● WORK REQUIRED
Please write out the material that follows, exactly as it stands.

________

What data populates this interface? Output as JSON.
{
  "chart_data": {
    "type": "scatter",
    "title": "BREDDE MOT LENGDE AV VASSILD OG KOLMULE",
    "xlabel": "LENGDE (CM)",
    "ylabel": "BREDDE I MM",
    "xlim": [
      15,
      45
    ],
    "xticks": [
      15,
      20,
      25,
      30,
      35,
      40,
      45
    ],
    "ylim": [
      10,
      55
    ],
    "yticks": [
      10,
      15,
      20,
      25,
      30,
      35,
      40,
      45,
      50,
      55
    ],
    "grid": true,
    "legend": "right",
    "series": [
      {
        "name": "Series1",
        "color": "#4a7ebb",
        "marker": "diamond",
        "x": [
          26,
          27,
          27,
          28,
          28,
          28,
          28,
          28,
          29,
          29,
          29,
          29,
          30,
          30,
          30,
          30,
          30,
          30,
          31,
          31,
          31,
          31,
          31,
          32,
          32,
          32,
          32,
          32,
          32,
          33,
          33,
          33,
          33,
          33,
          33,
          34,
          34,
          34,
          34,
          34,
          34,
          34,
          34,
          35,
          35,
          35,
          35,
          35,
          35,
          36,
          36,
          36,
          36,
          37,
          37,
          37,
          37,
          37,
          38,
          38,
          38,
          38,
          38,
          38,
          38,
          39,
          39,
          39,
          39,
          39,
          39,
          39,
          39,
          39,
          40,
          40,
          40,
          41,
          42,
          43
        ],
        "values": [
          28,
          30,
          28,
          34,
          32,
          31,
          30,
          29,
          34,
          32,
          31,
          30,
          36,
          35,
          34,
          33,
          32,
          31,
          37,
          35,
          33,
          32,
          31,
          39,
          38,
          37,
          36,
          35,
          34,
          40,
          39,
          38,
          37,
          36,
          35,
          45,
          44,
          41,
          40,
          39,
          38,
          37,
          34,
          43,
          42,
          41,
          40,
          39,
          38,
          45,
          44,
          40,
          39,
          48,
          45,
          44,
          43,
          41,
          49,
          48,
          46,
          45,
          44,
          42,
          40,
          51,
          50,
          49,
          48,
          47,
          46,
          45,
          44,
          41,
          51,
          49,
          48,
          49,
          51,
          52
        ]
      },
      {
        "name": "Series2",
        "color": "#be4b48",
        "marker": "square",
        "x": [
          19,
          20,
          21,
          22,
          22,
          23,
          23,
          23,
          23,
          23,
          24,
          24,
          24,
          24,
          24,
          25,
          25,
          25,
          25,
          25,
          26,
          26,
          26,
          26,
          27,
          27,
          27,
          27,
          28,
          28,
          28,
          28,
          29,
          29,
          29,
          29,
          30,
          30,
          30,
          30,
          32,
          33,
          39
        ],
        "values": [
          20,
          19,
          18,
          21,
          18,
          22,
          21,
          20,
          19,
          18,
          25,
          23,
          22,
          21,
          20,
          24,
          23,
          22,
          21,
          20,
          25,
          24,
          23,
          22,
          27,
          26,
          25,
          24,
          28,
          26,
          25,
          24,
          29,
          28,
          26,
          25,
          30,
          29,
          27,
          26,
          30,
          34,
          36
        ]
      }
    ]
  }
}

________

● RESPONSE FOR THIS EXERCISE
What data populates this interface? Output as JSON.
{
  "chart_data": {
    "type": "scatter",
    "title": "BREDDE MOT LENGDE AV VASSILD OG KOLMULE",
    "xlabel": "LENGDE (CM)",
    "ylabel": "BREDDE I MM",
    "xlim": [
      15,
      45
    ],
    "xticks": [
      15,
      20,
      25,
      30,
      35,
      40,
      45
    ],
    "ylim": [
      10,
      55
    ],
    "yticks": [
      10,
      15,
      20,
      25,
      30,
      35,
      40,
      45,
      50,
      55
    ],
    "grid": true,
    "legend": "right",
    "series": [
      {
        "name": "Series1",
        "color": "#4a7ebb",
        "marker": "diamond",
        "x": [
          26,
          27,
          27,
          28,
          28,
          28,
          28,
          28,
          29,
          29,
          29,
          29,
          30,
          30,
          30,
          30,
          30,
          30,
          31,
          31,
          31,
          31,
          31,
          32,
          32,
          32,
          32,
          32,
          32,
          33,
          33,
          33,
          33,
          33,
          33,
          34,
          34,
          34,
          34,
          34,
          34,
          34,
          34,
          35,
          35,
          35,
          35,
          35,
          35,
          36,
          36,
          36,
          36,
          37,
          37,
          37,
          37,
          37,
          38,
          38,
          38,
          38,
          38,
          38,
          38,
          39,
          39,
          39,
          39,
          39,
          39,
          39,
          39,
          39,
          40,
          40,
          40,
          41,
          42,
          43
        ],
        "values": [
          28,
          30,
          28,
          34,
          32,
          31,
          30,
          29,
          34,
          32,
          31,
          30,
          36,
          35,
          34,
          33,
          32,
          31,
          37,
          35,
          33,
          32,
          31,
          39,
          38,
          37,
          36,
          35,
          34,
          40,
          39,
          38,
          37,
          36,
          35,
          45,
          44,
          41,
          40,
          39,
          38,
          37,
          34,
          43,
          42,
          41,
          40,
          39,
          38,
          45,
          44,
          40,
          39,
          48,
          45,
          44,
          43,
          41,
          49,
          48,
          46,
          45,
          44,
          42,
          40,
          51,
          50,
          49,
          48,
          47,
          46,
          45,
          44,
          41,
          51,
          49,
          48,
          49,
          51,
          52
        ]
      },
      {
        "name": "Series2",
        "color": "#be4b48",
        "marker": "square",
        "x": [
          19,
          20,
          21,
          22,
          22,
          23,
          23,
          23,
          23,
          23,
          24,
          24,
          24,
          24,
          24,
          25,
          25,
          25,
          25,
          25,
          26,
          26,
          26,
          26,
          27,
          27,
          27,
          27,
          28,
          28,
          28,
          28,
          29,
          29,
          29,
          29,
          30,
          30,
          30,
          30,
          32,
          33,
          39
        ],
        "values": [
          20,
          19,
          18,
          21,
          18,
          22,
          21,
          20,
          19,
          18,
          25,
          23,
          22,
          21,
          20,
          24,
          23,
          22,
          21,
          20,
          25,
          24,
          23,
          22,
          27,
          26,
          25,
          24,
          28,
          26,
          25,
          24,
          29,
          28,
          26,
          25,
          30,
          29,
          27,
          26,
          30,
          34,
          36
        ]
      }
    ]
  }
}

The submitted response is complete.